Stored data entries
"""
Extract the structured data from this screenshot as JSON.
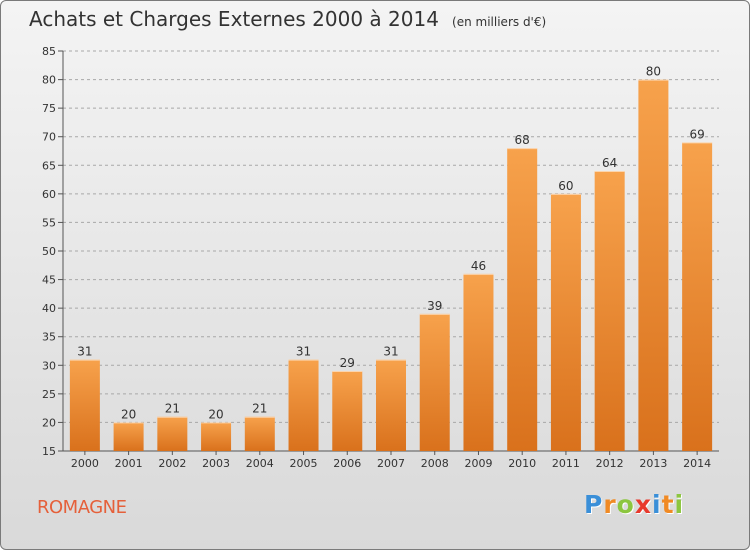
{
  "chart_data": {
    "type": "bar",
    "title": "Achats et Charges Externes 2000 à 2014",
    "subtitle": "(en milliers d'€)",
    "categories": [
      "2000",
      "2001",
      "2002",
      "2003",
      "2004",
      "2005",
      "2006",
      "2007",
      "2008",
      "2009",
      "2010",
      "2011",
      "2012",
      "2013",
      "2014"
    ],
    "values": [
      31,
      20,
      21,
      20,
      21,
      31,
      29,
      31,
      39,
      46,
      68,
      60,
      64,
      80,
      69
    ],
    "ylim": [
      15,
      85
    ],
    "yticks": [
      15,
      20,
      25,
      30,
      35,
      40,
      45,
      50,
      55,
      60,
      65,
      70,
      75,
      80,
      85
    ],
    "grid": true,
    "bar_color_top": "#f7a24c",
    "bar_color_bottom": "#d9711c"
  },
  "commune": "ROMAGNE",
  "logo": {
    "letters": [
      "P",
      "r",
      "o",
      "x",
      "i",
      "t",
      "i"
    ],
    "colors": [
      "#3a8fd8",
      "#f08a24",
      "#8cc63f",
      "#e8392c",
      "#3a8fd8",
      "#f08a24",
      "#8cc63f"
    ]
  }
}
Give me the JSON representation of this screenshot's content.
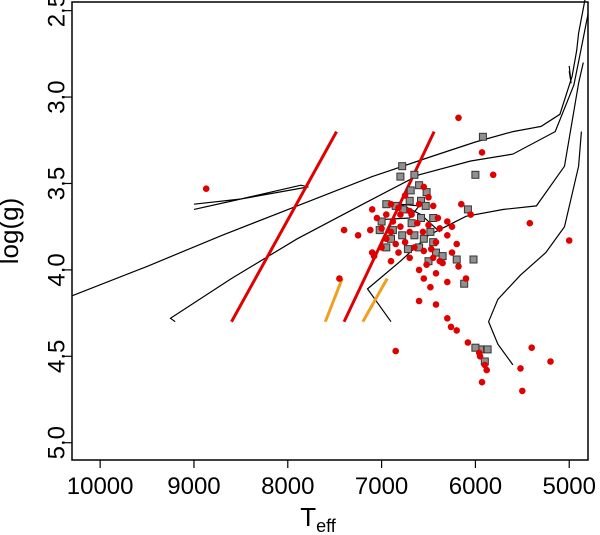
{
  "chart_data": {
    "type": "scatter",
    "xlabel": "T",
    "xlabel_subscript": "eff",
    "ylabel": "log(g)",
    "xlim": [
      10300,
      4800
    ],
    "ylim": [
      5.1,
      2.45
    ],
    "x_ticks": [
      10000,
      9000,
      8000,
      7000,
      6000,
      5000
    ],
    "y_ticks": [
      2.5,
      3.0,
      3.5,
      4.0,
      4.5,
      5.0
    ],
    "grid": false,
    "colors": {
      "circles": "#e00000",
      "squares": "#909090",
      "red_lines": "#e00000",
      "orange_lines": "#f0a020",
      "tracks": "#000000"
    },
    "red_circles": [
      [
        8870,
        3.53
      ],
      [
        6180,
        3.12
      ],
      [
        5810,
        3.45
      ],
      [
        5930,
        3.32
      ],
      [
        6550,
        3.52
      ],
      [
        6750,
        3.57
      ],
      [
        6900,
        3.62
      ],
      [
        7100,
        3.65
      ],
      [
        7050,
        3.7
      ],
      [
        6950,
        3.68
      ],
      [
        6820,
        3.64
      ],
      [
        6700,
        3.66
      ],
      [
        6600,
        3.62
      ],
      [
        6500,
        3.58
      ],
      [
        6450,
        3.63
      ],
      [
        6400,
        3.7
      ],
      [
        6380,
        3.76
      ],
      [
        6500,
        3.74
      ],
      [
        6620,
        3.73
      ],
      [
        6700,
        3.78
      ],
      [
        6800,
        3.75
      ],
      [
        6880,
        3.72
      ],
      [
        7000,
        3.76
      ],
      [
        7120,
        3.77
      ],
      [
        7250,
        3.8
      ],
      [
        7400,
        3.77
      ],
      [
        6950,
        3.82
      ],
      [
        6850,
        3.85
      ],
      [
        6750,
        3.84
      ],
      [
        6650,
        3.87
      ],
      [
        6550,
        3.89
      ],
      [
        6450,
        3.93
      ],
      [
        6350,
        3.96
      ],
      [
        6250,
        3.9
      ],
      [
        6200,
        3.85
      ],
      [
        6300,
        3.8
      ],
      [
        6420,
        3.84
      ],
      [
        6520,
        3.97
      ],
      [
        6600,
        4.0
      ],
      [
        6700,
        3.93
      ],
      [
        6820,
        3.9
      ],
      [
        6900,
        3.95
      ],
      [
        7000,
        3.87
      ],
      [
        7080,
        3.92
      ],
      [
        6550,
        4.05
      ],
      [
        6420,
        4.02
      ],
      [
        6300,
        4.07
      ],
      [
        6180,
        3.98
      ],
      [
        6100,
        4.05
      ],
      [
        6480,
        4.1
      ],
      [
        6600,
        4.18
      ],
      [
        6420,
        4.2
      ],
      [
        6300,
        4.28
      ],
      [
        6260,
        4.33
      ],
      [
        6200,
        4.35
      ],
      [
        6080,
        4.42
      ],
      [
        5960,
        4.48
      ],
      [
        5950,
        4.5
      ],
      [
        5900,
        4.55
      ],
      [
        5930,
        4.65
      ],
      [
        5880,
        4.58
      ],
      [
        5420,
        3.73
      ],
      [
        5000,
        3.83
      ],
      [
        5400,
        4.45
      ],
      [
        5200,
        4.53
      ],
      [
        5520,
        4.57
      ],
      [
        5500,
        4.7
      ],
      [
        6850,
        4.47
      ],
      [
        7450,
        4.05
      ],
      [
        7100,
        3.9
      ],
      [
        6560,
        3.78
      ],
      [
        6680,
        3.68
      ],
      [
        6800,
        3.68
      ],
      [
        6300,
        3.72
      ],
      [
        6250,
        3.75
      ],
      [
        6150,
        3.62
      ],
      [
        6050,
        3.68
      ],
      [
        6900,
        3.78
      ],
      [
        6470,
        3.88
      ],
      [
        6380,
        3.95
      ]
    ],
    "grey_squares": [
      [
        5920,
        3.23
      ],
      [
        6000,
        3.45
      ],
      [
        6780,
        3.4
      ],
      [
        6800,
        3.46
      ],
      [
        6650,
        3.45
      ],
      [
        6600,
        3.51
      ],
      [
        6690,
        3.54
      ],
      [
        6520,
        3.55
      ],
      [
        6580,
        3.6
      ],
      [
        6700,
        3.6
      ],
      [
        6850,
        3.63
      ],
      [
        6950,
        3.62
      ],
      [
        7000,
        3.72
      ],
      [
        6880,
        3.77
      ],
      [
        6780,
        3.8
      ],
      [
        6650,
        3.8
      ],
      [
        6550,
        3.82
      ],
      [
        6450,
        3.84
      ],
      [
        6420,
        3.9
      ],
      [
        6350,
        3.92
      ],
      [
        6200,
        3.94
      ],
      [
        6500,
        3.95
      ],
      [
        6600,
        3.87
      ],
      [
        6720,
        3.88
      ],
      [
        6900,
        3.82
      ],
      [
        7020,
        3.77
      ],
      [
        6950,
        3.87
      ],
      [
        6580,
        3.7
      ],
      [
        6450,
        3.7
      ],
      [
        6080,
        3.65
      ],
      [
        6020,
        3.94
      ],
      [
        6120,
        4.08
      ],
      [
        6680,
        3.73
      ],
      [
        6770,
        3.65
      ],
      [
        5950,
        4.46
      ],
      [
        5900,
        4.53
      ],
      [
        5870,
        4.46
      ],
      [
        6000,
        4.45
      ],
      [
        6480,
        3.78
      ],
      [
        6530,
        3.63
      ]
    ],
    "red_lines": [
      [
        [
          8600,
          4.3
        ],
        [
          7480,
          3.2
        ]
      ],
      [
        [
          7400,
          4.3
        ],
        [
          6440,
          3.2
        ]
      ]
    ],
    "orange_lines": [
      [
        [
          7600,
          4.3
        ],
        [
          7420,
          4.05
        ]
      ],
      [
        [
          7200,
          4.3
        ],
        [
          6940,
          4.05
        ]
      ]
    ],
    "tracks": [
      [
        [
          10300,
          4.15
        ],
        [
          9500,
          3.98
        ],
        [
          8700,
          3.8
        ],
        [
          7900,
          3.63
        ],
        [
          7100,
          3.46
        ],
        [
          6500,
          3.35
        ],
        [
          6000,
          3.26
        ],
        [
          5600,
          3.2
        ],
        [
          5300,
          3.17
        ],
        [
          5100,
          3.1
        ],
        [
          4970,
          2.88
        ],
        [
          4920,
          2.73
        ],
        [
          4900,
          2.63
        ],
        [
          4830,
          2.43
        ]
      ],
      [
        [
          9200,
          4.3
        ],
        [
          9250,
          4.28
        ],
        [
          8600,
          4.05
        ],
        [
          7900,
          3.82
        ],
        [
          7200,
          3.62
        ],
        [
          6600,
          3.45
        ],
        [
          6050,
          3.37
        ],
        [
          5600,
          3.33
        ],
        [
          5150,
          3.2
        ],
        [
          4950,
          2.93
        ],
        [
          4880,
          2.74
        ],
        [
          4800,
          2.52
        ]
      ],
      [
        [
          6900,
          4.3
        ],
        [
          7150,
          4.11
        ],
        [
          6800,
          3.95
        ],
        [
          6500,
          3.8
        ],
        [
          6100,
          3.69
        ],
        [
          5700,
          3.65
        ],
        [
          5350,
          3.63
        ],
        [
          5050,
          3.4
        ],
        [
          4900,
          2.92
        ],
        [
          4850,
          2.8
        ]
      ],
      [
        [
          5600,
          4.55
        ],
        [
          5760,
          4.43
        ],
        [
          5860,
          4.3
        ],
        [
          5760,
          4.17
        ],
        [
          5520,
          4.03
        ],
        [
          5250,
          3.9
        ],
        [
          5050,
          3.75
        ],
        [
          4900,
          3.4
        ],
        [
          4870,
          3.2
        ]
      ],
      [
        [
          9000,
          3.65
        ],
        [
          8500,
          3.59
        ],
        [
          7860,
          3.51
        ],
        [
          7780,
          3.52
        ],
        [
          8500,
          3.59
        ],
        [
          9000,
          3.62
        ]
      ],
      [
        [
          7050,
          3.71
        ],
        [
          6700,
          3.7
        ],
        [
          6600,
          3.63
        ],
        [
          6800,
          3.62
        ],
        [
          6580,
          3.68
        ],
        [
          6380,
          3.78
        ]
      ],
      [
        [
          5000,
          2.82
        ],
        [
          4980,
          2.92
        ],
        [
          5000,
          2.85
        ]
      ]
    ]
  }
}
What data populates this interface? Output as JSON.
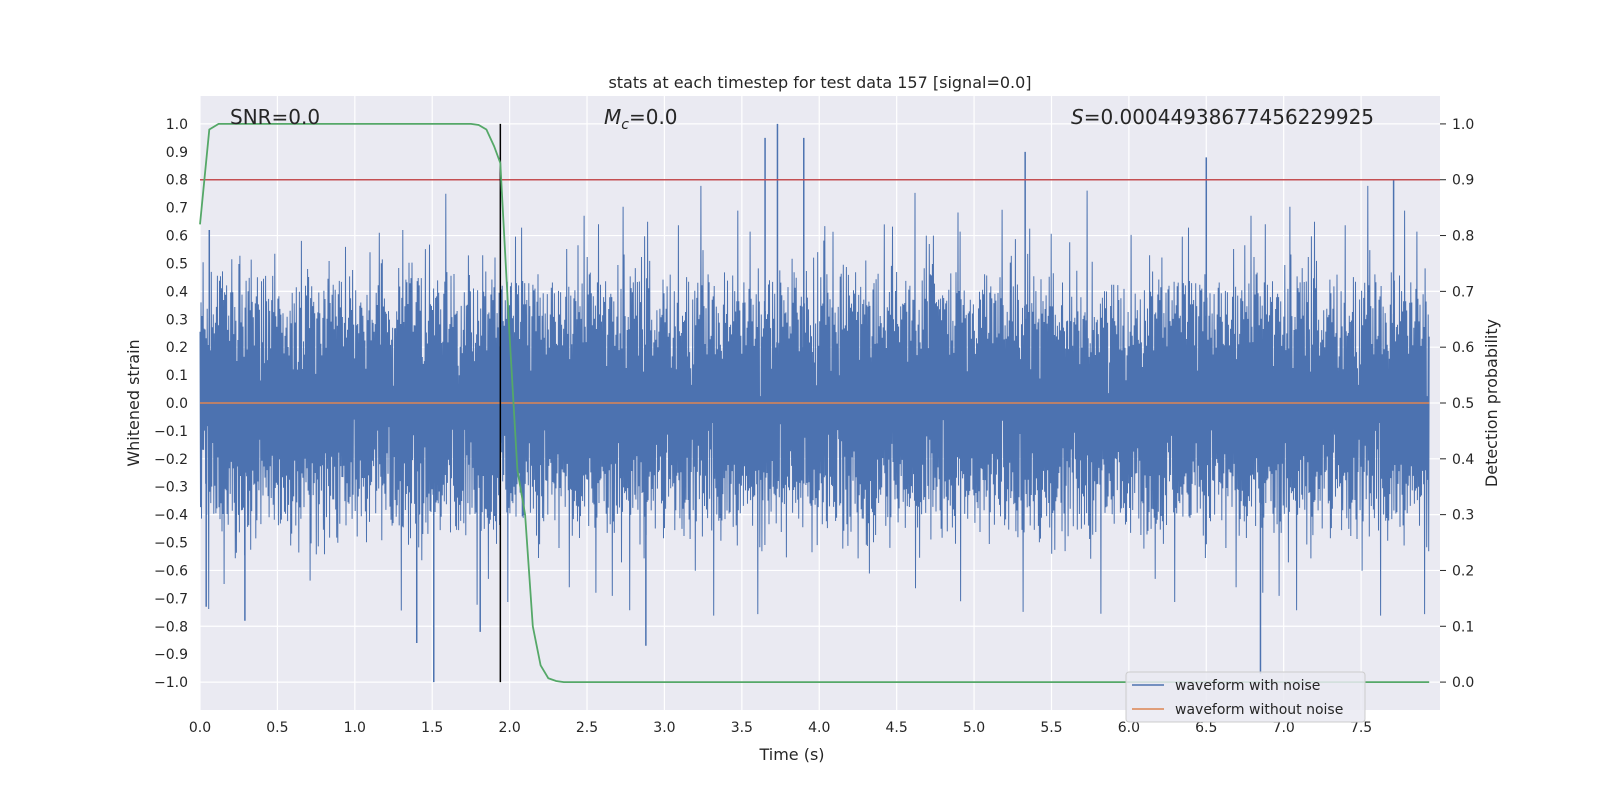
{
  "chart_data": {
    "type": "line",
    "title": "stats at each timestep for test data 157 [signal=0.0]",
    "xlabel": "Time (s)",
    "ylabel": "Whitened strain",
    "y2label": "Detection probability",
    "xlim": [
      0.0,
      8.0
    ],
    "ylim": [
      -1.1,
      1.1
    ],
    "y2lim": [
      -0.05,
      1.05
    ],
    "xticks": [
      "0.0",
      "0.5",
      "1.0",
      "1.5",
      "2.0",
      "2.5",
      "3.0",
      "3.5",
      "4.0",
      "4.5",
      "5.0",
      "5.5",
      "6.0",
      "6.5",
      "7.0",
      "7.5"
    ],
    "yticks": [
      "1.0",
      "0.9",
      "0.8",
      "0.7",
      "0.6",
      "0.5",
      "0.4",
      "0.3",
      "0.2",
      "0.1",
      "0.0",
      "−0.1",
      "−0.2",
      "−0.3",
      "−0.4",
      "−0.5",
      "−0.6",
      "−0.7",
      "−0.8",
      "−0.9",
      "−1.0"
    ],
    "y2ticks": [
      "1.0",
      "0.9",
      "0.8",
      "0.7",
      "0.6",
      "0.5",
      "0.4",
      "0.3",
      "0.2",
      "0.1",
      "0.0"
    ],
    "annotations": {
      "snr": "SNR=0.0",
      "mc_symbol": "M",
      "mc_sub": "c",
      "mc_value": "=0.0",
      "s_symbol": "S",
      "s_value": "=0.00044938677456229925"
    },
    "legend": {
      "position": "lower-right",
      "entries": [
        "waveform with noise",
        "waveform without noise"
      ]
    },
    "series": [
      {
        "name": "waveform with noise",
        "color": "#4c72b0",
        "axis": "left",
        "description": "dense whitened noise between about -0.5 and 0.5 with sparse spikes up to ±1.0",
        "noise_envelope": 0.42,
        "spikes": [
          [
            1.51,
            -1.0
          ],
          [
            3.73,
            1.0
          ],
          [
            3.65,
            0.95
          ],
          [
            3.9,
            0.95
          ],
          [
            6.85,
            -0.97
          ],
          [
            7.71,
            0.8
          ],
          [
            6.5,
            0.88
          ],
          [
            5.33,
            0.9
          ],
          [
            1.4,
            -0.86
          ],
          [
            2.88,
            -0.87
          ],
          [
            0.29,
            -0.78
          ],
          [
            1.81,
            -0.82
          ],
          [
            0.04,
            -0.73
          ],
          [
            0.06,
            0.62
          ]
        ]
      },
      {
        "name": "waveform without noise",
        "color": "#dd8452",
        "axis": "left",
        "x": [
          0.0,
          8.0
        ],
        "values": [
          0.0,
          0.0
        ]
      },
      {
        "name": "detection probability",
        "color": "#55a868",
        "axis": "right",
        "x": [
          0.0,
          0.06,
          0.12,
          0.2,
          0.3,
          0.5,
          1.0,
          1.5,
          1.75,
          1.8,
          1.85,
          1.9,
          1.94,
          2.0,
          2.05,
          2.1,
          2.15,
          2.2,
          2.25,
          2.3,
          2.35,
          2.5,
          3.0,
          5.0,
          7.94
        ],
        "values": [
          0.82,
          0.99,
          1.0,
          1.0,
          1.0,
          1.0,
          1.0,
          1.0,
          1.0,
          0.998,
          0.99,
          0.96,
          0.93,
          0.62,
          0.38,
          0.3,
          0.1,
          0.03,
          0.007,
          0.002,
          0.0,
          0.0,
          0.0,
          0.0,
          0.0
        ]
      }
    ],
    "reference_lines": [
      {
        "name": "threshold",
        "orientation": "horizontal",
        "axis": "right",
        "value": 0.9,
        "color": "#c44e52"
      },
      {
        "name": "detection time",
        "orientation": "vertical",
        "value": 1.94,
        "color": "#000000",
        "y_from": -1.0,
        "y_to": 1.0
      }
    ],
    "grid": true,
    "background": "#eaeaf2"
  }
}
"""
# Instructions to follow:
Go through the preceding material and copy each line that has the word "spikes".

# Complete answer:
        "description": "dense whitened noise between about -0.5 and 0.5 with sparse spikes up to ±1.0",
        "spikes": [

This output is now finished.